START Items

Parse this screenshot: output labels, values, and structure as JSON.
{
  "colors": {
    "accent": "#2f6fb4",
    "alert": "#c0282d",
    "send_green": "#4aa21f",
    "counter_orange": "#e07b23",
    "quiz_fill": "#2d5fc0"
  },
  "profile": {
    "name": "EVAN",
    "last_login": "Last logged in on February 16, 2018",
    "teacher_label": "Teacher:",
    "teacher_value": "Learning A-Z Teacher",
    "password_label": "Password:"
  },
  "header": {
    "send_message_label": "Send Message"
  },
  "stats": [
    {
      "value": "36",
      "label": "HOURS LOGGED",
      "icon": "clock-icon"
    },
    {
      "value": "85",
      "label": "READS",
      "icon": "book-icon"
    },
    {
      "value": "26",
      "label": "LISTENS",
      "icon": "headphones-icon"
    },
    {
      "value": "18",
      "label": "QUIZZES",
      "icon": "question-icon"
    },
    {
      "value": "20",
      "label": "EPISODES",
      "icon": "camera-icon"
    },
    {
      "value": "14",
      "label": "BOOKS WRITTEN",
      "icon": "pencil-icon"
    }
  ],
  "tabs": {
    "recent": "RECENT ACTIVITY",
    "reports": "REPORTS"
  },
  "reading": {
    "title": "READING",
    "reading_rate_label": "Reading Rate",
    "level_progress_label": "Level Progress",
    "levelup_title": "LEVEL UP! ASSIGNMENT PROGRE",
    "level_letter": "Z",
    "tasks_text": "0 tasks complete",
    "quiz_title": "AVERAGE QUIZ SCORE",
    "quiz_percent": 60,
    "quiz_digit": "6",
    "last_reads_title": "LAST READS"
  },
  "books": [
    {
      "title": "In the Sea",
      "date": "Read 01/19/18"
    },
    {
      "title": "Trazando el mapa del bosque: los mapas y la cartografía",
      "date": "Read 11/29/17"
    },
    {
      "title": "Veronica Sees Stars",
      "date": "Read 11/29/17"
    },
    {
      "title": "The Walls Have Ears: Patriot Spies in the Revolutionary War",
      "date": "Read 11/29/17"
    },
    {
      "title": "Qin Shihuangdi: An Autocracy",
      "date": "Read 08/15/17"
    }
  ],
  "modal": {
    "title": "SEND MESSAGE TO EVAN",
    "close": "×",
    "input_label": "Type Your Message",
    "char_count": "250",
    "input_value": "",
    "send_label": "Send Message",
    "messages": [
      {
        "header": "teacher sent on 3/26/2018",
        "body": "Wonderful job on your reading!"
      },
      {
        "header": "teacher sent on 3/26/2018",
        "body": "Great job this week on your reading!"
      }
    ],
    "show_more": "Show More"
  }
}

END Items

Determine how many lines of the entries above carry the string "this", and give that number alone.

2